[WHAT YOU SHOULD DO] Can you quote the records below in full, word for word?

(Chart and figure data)
····················

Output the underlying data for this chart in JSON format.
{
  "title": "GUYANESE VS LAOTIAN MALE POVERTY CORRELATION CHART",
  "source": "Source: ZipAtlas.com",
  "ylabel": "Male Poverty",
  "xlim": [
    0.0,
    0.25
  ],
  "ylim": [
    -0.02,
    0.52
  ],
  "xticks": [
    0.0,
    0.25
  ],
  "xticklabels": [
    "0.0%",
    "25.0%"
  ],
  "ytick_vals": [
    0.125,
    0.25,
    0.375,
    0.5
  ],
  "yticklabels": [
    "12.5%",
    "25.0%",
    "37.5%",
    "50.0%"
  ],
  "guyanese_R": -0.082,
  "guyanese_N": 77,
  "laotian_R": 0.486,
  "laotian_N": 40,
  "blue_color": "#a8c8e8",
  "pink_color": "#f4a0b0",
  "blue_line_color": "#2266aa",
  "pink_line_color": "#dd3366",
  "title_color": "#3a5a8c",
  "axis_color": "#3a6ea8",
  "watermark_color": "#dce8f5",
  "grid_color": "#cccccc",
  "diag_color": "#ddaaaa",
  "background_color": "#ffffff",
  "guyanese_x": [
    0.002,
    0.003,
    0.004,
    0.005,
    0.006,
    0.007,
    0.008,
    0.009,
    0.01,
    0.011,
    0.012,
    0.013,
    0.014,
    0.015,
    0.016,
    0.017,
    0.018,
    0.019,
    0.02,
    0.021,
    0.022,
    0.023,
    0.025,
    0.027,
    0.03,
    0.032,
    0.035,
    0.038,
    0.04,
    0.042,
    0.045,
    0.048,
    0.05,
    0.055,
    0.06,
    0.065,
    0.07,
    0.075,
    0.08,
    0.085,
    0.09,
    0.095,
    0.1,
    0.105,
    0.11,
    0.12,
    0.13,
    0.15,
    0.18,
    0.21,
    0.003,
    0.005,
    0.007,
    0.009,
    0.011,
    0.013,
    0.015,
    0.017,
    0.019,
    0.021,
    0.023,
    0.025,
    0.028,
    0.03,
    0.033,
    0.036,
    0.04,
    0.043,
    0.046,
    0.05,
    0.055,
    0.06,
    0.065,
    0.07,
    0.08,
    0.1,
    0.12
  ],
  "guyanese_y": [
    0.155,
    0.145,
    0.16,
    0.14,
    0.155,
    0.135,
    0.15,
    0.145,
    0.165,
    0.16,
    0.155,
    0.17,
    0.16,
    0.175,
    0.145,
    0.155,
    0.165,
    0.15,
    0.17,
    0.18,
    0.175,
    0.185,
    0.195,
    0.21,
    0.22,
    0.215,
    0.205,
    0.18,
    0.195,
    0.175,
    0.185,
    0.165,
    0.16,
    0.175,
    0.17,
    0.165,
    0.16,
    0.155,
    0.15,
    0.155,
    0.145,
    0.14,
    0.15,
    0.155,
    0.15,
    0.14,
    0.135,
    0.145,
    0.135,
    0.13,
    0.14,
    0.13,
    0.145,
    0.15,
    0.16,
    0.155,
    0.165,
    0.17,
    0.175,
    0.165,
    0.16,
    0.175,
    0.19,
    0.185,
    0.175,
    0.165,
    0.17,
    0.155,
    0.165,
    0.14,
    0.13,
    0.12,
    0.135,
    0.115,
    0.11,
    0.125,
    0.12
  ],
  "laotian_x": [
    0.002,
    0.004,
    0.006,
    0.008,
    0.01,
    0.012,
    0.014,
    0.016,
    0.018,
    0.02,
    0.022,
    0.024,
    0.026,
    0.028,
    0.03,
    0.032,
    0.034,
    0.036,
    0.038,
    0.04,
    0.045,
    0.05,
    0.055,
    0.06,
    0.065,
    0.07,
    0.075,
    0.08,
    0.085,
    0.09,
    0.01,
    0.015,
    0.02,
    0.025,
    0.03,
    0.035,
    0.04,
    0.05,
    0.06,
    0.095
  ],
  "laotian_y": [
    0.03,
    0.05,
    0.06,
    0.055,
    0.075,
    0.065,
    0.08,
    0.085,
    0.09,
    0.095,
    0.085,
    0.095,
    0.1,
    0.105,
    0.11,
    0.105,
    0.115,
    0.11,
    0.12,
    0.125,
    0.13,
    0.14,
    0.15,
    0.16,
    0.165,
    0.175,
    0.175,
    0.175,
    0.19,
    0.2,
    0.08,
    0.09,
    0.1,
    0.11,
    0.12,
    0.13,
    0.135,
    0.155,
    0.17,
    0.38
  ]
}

····················

[WRITTEN SOLUTION]
Output the underlying data for this chart in JSON format.
{
  "title": "GUYANESE VS LAOTIAN MALE POVERTY CORRELATION CHART",
  "source": "Source: ZipAtlas.com",
  "ylabel": "Male Poverty",
  "xlim": [
    0.0,
    0.25
  ],
  "ylim": [
    -0.02,
    0.52
  ],
  "xticks": [
    0.0,
    0.25
  ],
  "xticklabels": [
    "0.0%",
    "25.0%"
  ],
  "ytick_vals": [
    0.125,
    0.25,
    0.375,
    0.5
  ],
  "yticklabels": [
    "12.5%",
    "25.0%",
    "37.5%",
    "50.0%"
  ],
  "guyanese_R": -0.082,
  "guyanese_N": 77,
  "laotian_R": 0.486,
  "laotian_N": 40,
  "blue_color": "#a8c8e8",
  "pink_color": "#f4a0b0",
  "blue_line_color": "#2266aa",
  "pink_line_color": "#dd3366",
  "title_color": "#3a5a8c",
  "axis_color": "#3a6ea8",
  "watermark_color": "#dce8f5",
  "grid_color": "#cccccc",
  "diag_color": "#ddaaaa",
  "background_color": "#ffffff",
  "guyanese_x": [
    0.002,
    0.003,
    0.004,
    0.005,
    0.006,
    0.007,
    0.008,
    0.009,
    0.01,
    0.011,
    0.012,
    0.013,
    0.014,
    0.015,
    0.016,
    0.017,
    0.018,
    0.019,
    0.02,
    0.021,
    0.022,
    0.023,
    0.025,
    0.027,
    0.03,
    0.032,
    0.035,
    0.038,
    0.04,
    0.042,
    0.045,
    0.048,
    0.05,
    0.055,
    0.06,
    0.065,
    0.07,
    0.075,
    0.08,
    0.085,
    0.09,
    0.095,
    0.1,
    0.105,
    0.11,
    0.12,
    0.13,
    0.15,
    0.18,
    0.21,
    0.003,
    0.005,
    0.007,
    0.009,
    0.011,
    0.013,
    0.015,
    0.017,
    0.019,
    0.021,
    0.023,
    0.025,
    0.028,
    0.03,
    0.033,
    0.036,
    0.04,
    0.043,
    0.046,
    0.05,
    0.055,
    0.06,
    0.065,
    0.07,
    0.08,
    0.1,
    0.12
  ],
  "guyanese_y": [
    0.155,
    0.145,
    0.16,
    0.14,
    0.155,
    0.135,
    0.15,
    0.145,
    0.165,
    0.16,
    0.155,
    0.17,
    0.16,
    0.175,
    0.145,
    0.155,
    0.165,
    0.15,
    0.17,
    0.18,
    0.175,
    0.185,
    0.195,
    0.21,
    0.22,
    0.215,
    0.205,
    0.18,
    0.195,
    0.175,
    0.185,
    0.165,
    0.16,
    0.175,
    0.17,
    0.165,
    0.16,
    0.155,
    0.15,
    0.155,
    0.145,
    0.14,
    0.15,
    0.155,
    0.15,
    0.14,
    0.135,
    0.145,
    0.135,
    0.13,
    0.14,
    0.13,
    0.145,
    0.15,
    0.16,
    0.155,
    0.165,
    0.17,
    0.175,
    0.165,
    0.16,
    0.175,
    0.19,
    0.185,
    0.175,
    0.165,
    0.17,
    0.155,
    0.165,
    0.14,
    0.13,
    0.12,
    0.135,
    0.115,
    0.11,
    0.125,
    0.12
  ],
  "laotian_x": [
    0.002,
    0.004,
    0.006,
    0.008,
    0.01,
    0.012,
    0.014,
    0.016,
    0.018,
    0.02,
    0.022,
    0.024,
    0.026,
    0.028,
    0.03,
    0.032,
    0.034,
    0.036,
    0.038,
    0.04,
    0.045,
    0.05,
    0.055,
    0.06,
    0.065,
    0.07,
    0.075,
    0.08,
    0.085,
    0.09,
    0.01,
    0.015,
    0.02,
    0.025,
    0.03,
    0.035,
    0.04,
    0.05,
    0.06,
    0.095
  ],
  "laotian_y": [
    0.03,
    0.05,
    0.06,
    0.055,
    0.075,
    0.065,
    0.08,
    0.085,
    0.09,
    0.095,
    0.085,
    0.095,
    0.1,
    0.105,
    0.11,
    0.105,
    0.115,
    0.11,
    0.12,
    0.125,
    0.13,
    0.14,
    0.15,
    0.16,
    0.165,
    0.175,
    0.175,
    0.175,
    0.19,
    0.2,
    0.08,
    0.09,
    0.1,
    0.11,
    0.12,
    0.13,
    0.135,
    0.155,
    0.17,
    0.38
  ]
}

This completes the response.